To do
Copy each line with the word "JSON" in it.

Exercise material

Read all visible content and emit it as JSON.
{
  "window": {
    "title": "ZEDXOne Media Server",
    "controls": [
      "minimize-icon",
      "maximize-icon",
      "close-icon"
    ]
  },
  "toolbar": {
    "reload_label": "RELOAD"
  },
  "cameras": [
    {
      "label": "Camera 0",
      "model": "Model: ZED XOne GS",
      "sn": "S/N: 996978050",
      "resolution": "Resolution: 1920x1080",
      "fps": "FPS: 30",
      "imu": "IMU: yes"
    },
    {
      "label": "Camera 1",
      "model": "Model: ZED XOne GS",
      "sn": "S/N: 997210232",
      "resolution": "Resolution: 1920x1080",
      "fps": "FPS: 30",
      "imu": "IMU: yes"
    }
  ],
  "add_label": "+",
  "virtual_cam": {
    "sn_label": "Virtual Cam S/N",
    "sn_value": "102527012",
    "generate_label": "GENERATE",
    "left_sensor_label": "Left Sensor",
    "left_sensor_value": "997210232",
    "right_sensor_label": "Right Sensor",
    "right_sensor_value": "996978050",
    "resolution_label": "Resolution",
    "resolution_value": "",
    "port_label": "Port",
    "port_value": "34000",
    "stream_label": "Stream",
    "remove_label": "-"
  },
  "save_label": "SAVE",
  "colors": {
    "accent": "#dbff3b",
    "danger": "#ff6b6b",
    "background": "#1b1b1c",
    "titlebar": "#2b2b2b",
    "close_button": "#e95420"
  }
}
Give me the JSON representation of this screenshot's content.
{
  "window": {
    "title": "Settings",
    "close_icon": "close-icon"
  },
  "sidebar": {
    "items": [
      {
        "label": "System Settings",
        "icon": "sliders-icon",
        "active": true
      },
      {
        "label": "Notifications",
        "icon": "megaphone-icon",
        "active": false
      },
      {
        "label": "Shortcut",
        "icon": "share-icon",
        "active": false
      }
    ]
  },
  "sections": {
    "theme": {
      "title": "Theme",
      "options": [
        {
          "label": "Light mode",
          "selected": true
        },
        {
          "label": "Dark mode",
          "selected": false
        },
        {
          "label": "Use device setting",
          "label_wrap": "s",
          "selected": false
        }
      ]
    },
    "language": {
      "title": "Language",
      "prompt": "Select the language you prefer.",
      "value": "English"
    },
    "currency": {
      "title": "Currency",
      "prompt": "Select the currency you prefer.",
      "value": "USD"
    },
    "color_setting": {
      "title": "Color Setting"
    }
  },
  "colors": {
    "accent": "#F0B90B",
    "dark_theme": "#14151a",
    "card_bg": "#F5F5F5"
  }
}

Expected output
Read all visible content and emit it as JSON.
Give me the JSON representation of this screenshot's content.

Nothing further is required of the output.